### Aim
Continue the passage on processes for forming tufted, printed carpet, starting after its final sentence.

In still another embodiment of a process for forming printed carpet, and the carpet formed thereby, the process comprises the steps of forming a thread from a high melt fiber, passing the thread through a ring spinning process wherein a low melt fiber is incorporated into the thread. Next, the thread is heated above a temperature sufficient to melt the low melt fiber. The thread is tufted in a carpet backing to form a tufted carpet. Then, an image or pattern is printed on the tufted carpet.
Still another process includes forming a yarn comprising wool in combination with a low melt fiber or filament constituent. The yarn is then heated (heat set) above a temperature sufficient to melt the low melt fiber such that the low melt fiber provides a degree of fusion bonding between at least a portion of the wool fibers. The yarn is tufted in a carpet backing to form a tufted carpet. The tufted carpet is then dyed or printed with an image.
In another embodiment the process comprises the steps of forming a thread or yarn from wool fibers. The thread is passed through a doubling or winding process wherein at least one low melt fiber is incorporated into the thread or yarn to form a heat fuseable yarn structire. The heat fuseable yarn structure is heated above a temperature sufficient to melt the low melt fiber and fuse at least a portion of the wool fibers together. The fused yarn structure is tufted in a carpet backing to form a tufted carpet. Then, the tufted carpet is dyed or printed.

### Data segment
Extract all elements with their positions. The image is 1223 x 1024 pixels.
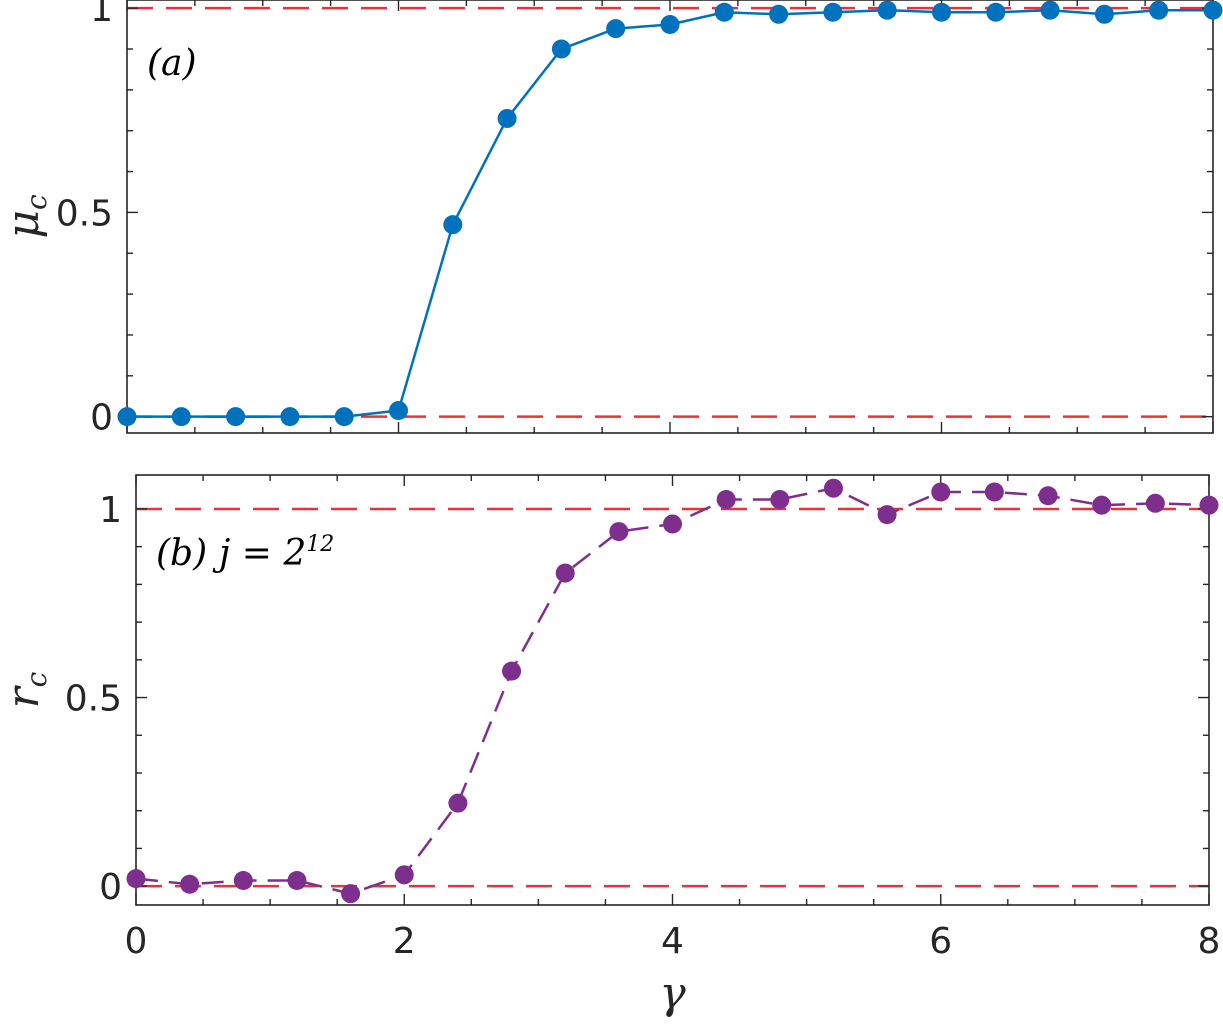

### Expected answer
In still yet another embodiment the process comprises the steps of forming a thread or yarn from wool fiber, passing the thread through a ring spinning process wherein a low melt fiber is incorporated into the thread or yarn to form a heat fuseable yarn structure. Next, the heat fuseable yarn structure is heated above a temperature sufficient to melt the low melt fiber and fuse at lest a portion of the wool fibers together. The fused yarn structure is is tufted in a carpet backing to form a tufted carpet. Then, the tufted carpet is dyed or printed.
In accordance with at least one embodiment of the present invention, the addition of a "low melt" polyester or nylon fiber or filament (such as manufactured by Solutia) during the yarn manufacturing process results in a yarn after the heatset process that has enhanced fiber cohesion as well as improved end point definition and optical color evenness when put into a carpet base and dyed by a jet dye machine. Both stape and filament low-melts will work but the filament low-melt is preferred.
It is contemplated that even after extended wear tests, the carpet of the present invention shows less evidence of "sueding" - a phenomenon in typical carpet where over time the yarn bundles begin to weaken and bend, resulting in wear on the non-tip surface of the yarn resulting in worn/pulled/broken fibers. These broken fibers give a muted appearance to the carpet which changes to another shade when a hand or vacuum is run over the carpet (hence the term "sueding"). Embodiments of the present invention reduces this problem.
In addition, it is contemplated that the carpet of the present invention may be characterized by reduced fiber shedding of the wool fiber consituent due to the fusion bonding by the low melt constituent. A reduction in fiber shedding, in turn, reduces fiber loss over time and increases overall life.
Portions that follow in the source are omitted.